### WORK TO COMPLETE
1 > From the article on employer liability in hiring, copy word for word the stretch from "Alley and other" through "Document the findings.".
2 > In the article on employer liability in hiring, how far back should the employment application have applicants list every employer?

** BEGIN PROVIDED TEXT **

There are steps employers can take to minimize their exposure to vicarious liability and claims for negligent hiring, retention and entrustment, says John-Edward Alley, a Tampa attorney board certified by the Florida Bar in labor and employment law and ranked as one of the "Best Lawyers in America."

He has simple advice he offers to clients:

"My focus always is on hiring the right employee in the first place," he says. "If you hire the right employee in the first place, then you don't have to worry about training them, becoming a problem employee, firing them and them possibly suing."

Alley and other lawyers in the Tampa office of Ford & Harrison LLP offer clients a checklist on how to minimize exposure to liability for vicarious liability and negligent employment claims. Here's a summary of that checklist:

× Create an employment application that requires applicants to list every employer for the past seven to 10 years, including a list of all supervisors' names. Be curious about omissions.

× Get signed permission from the applicant to gather information from other employers, educational institutions and references. The authorization should include an indemnification clause that protects prior employers contacted.

× Contact employers, supervisors and references. Ask questions about the applicant's competency, honesty, trustworthiness and reliability. Document the findings.

× Require discharged members of the U.S. armed forces to produce a copy of DD Form 214. It lists discharge status.

× Check the applicant's driver's license and driving record.

× Pay the fee required to conduct a criminal background check. Be careful, however. The federal Equal Employment Opportunity Commission screens pre-employment questions about arrests or convictions because a greater percentage of African-Americans and other minorities tend to have arrest records. The inquiry should be sufficiently job-related. So it may be best just to ask the applicant about crimes attempted or committed rather than arrests or convictions.

** END PROVIDED TEXT **
** BEGIN INFORMATION PROVIDED **

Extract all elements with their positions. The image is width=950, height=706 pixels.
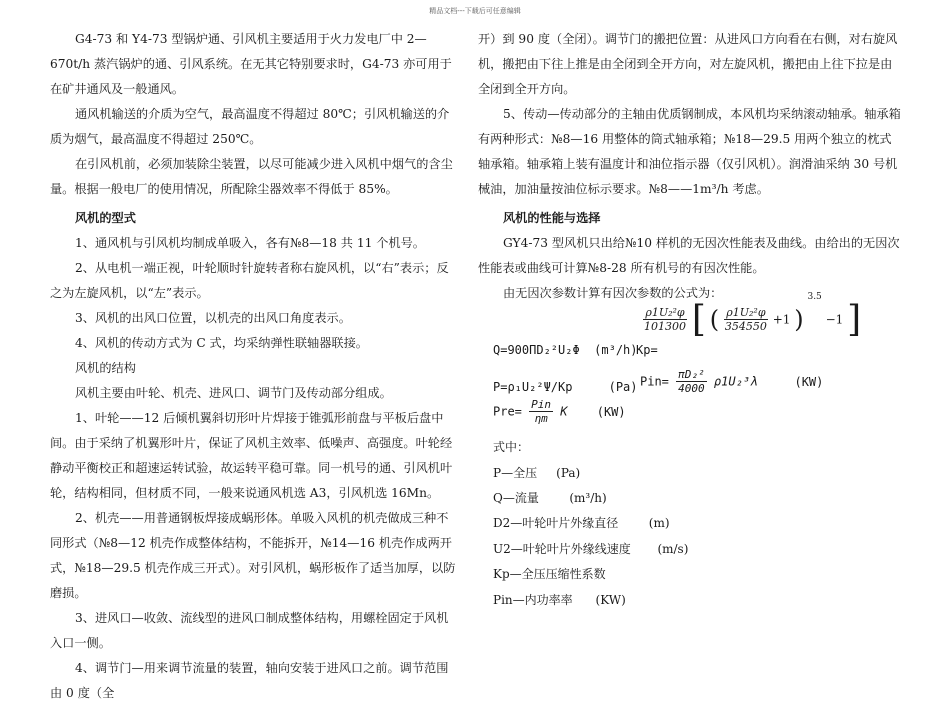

** END INFORMATION PROVIDED **

### OUTPUTS
1 >
Alley and other lawyers in the Tampa office of Ford & Harrison LLP offer clients a checklist on how to minimize exposure to liability for vicarious liability and negligent employment claims. Here's a summary of that checklist:

× Create an employment application that requires applicants to list every employer for the past seven to 10 years, including a list of all supervisors' names. Be curious about omissions.

× Get signed permission from the applicant to gather information from other employers, educational institutions and references. The authorization should include an indemnification clause that protects prior employers contacted.

× Contact employers, supervisors and references. Ask questions about the applicant's competency, honesty, trustworthiness and reliability. Document the findings.

2 > The past seven to 10 years.